**EXERCISE INSTRUCTIONS**
Identify each line below that contains the word "ffffff", and copy it out.

[Collected data entries]
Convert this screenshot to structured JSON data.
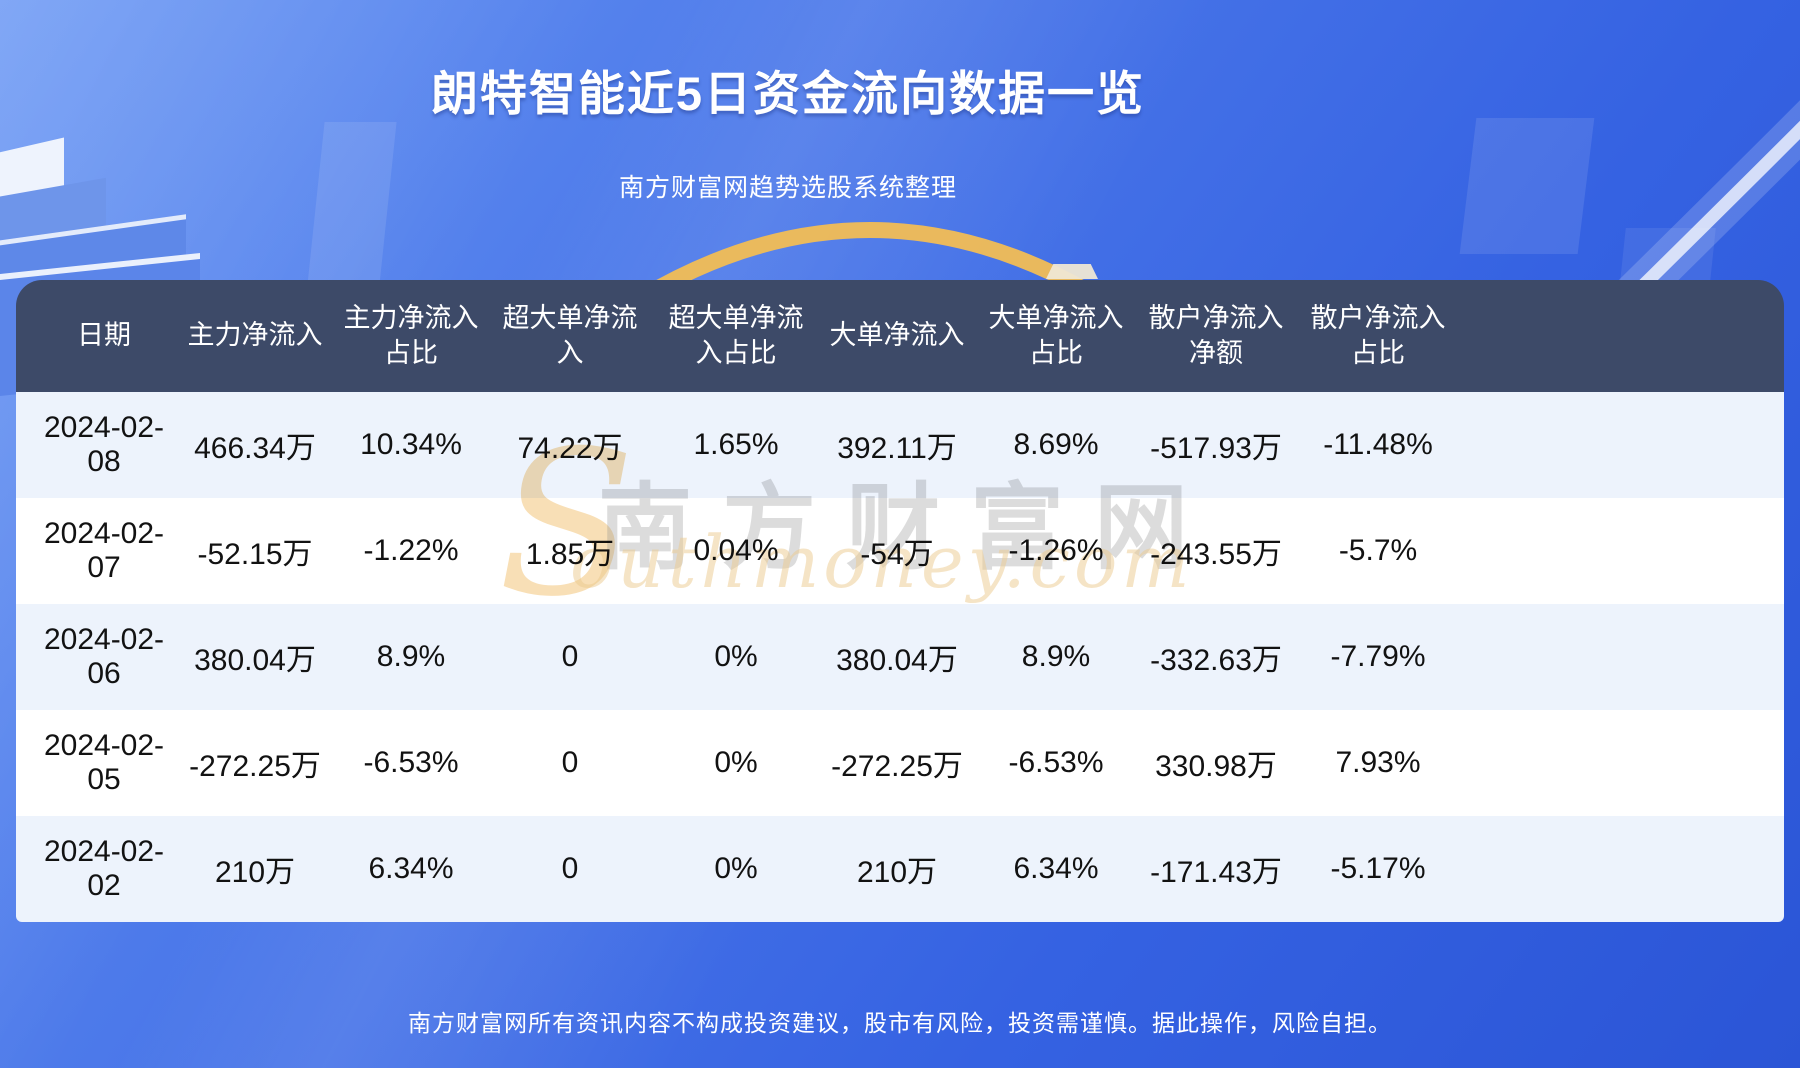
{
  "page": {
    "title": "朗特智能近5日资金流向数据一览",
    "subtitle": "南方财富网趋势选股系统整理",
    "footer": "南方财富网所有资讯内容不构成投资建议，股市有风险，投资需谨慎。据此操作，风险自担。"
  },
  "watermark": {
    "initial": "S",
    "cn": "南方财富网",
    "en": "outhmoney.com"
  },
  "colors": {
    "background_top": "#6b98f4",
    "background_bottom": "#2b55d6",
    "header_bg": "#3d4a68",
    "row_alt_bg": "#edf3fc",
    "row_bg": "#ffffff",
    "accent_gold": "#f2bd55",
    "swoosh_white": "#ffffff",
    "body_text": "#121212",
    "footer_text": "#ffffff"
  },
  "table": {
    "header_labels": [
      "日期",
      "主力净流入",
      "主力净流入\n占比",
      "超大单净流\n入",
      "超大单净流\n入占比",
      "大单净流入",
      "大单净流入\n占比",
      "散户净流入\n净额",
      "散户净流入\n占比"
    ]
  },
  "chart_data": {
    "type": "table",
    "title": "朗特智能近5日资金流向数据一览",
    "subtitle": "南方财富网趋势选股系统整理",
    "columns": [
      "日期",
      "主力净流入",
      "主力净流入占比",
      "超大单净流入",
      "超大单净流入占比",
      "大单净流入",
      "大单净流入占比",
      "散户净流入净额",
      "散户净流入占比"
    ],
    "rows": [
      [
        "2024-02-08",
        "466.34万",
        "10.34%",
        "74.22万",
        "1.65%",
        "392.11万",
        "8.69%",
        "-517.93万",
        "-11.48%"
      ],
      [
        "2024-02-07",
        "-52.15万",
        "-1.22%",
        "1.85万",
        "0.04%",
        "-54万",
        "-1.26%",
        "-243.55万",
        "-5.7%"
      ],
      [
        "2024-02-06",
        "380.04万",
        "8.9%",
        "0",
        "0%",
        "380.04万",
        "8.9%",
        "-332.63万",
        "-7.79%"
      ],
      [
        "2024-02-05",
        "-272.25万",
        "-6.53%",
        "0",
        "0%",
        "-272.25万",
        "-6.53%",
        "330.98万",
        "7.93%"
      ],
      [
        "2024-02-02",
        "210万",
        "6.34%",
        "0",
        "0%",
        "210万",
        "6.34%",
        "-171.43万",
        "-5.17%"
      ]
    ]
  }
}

**RESULT**
    "row_bg": "#ffffff",
    "swoosh_white": "#ffffff",
    "footer_text": "#ffffff"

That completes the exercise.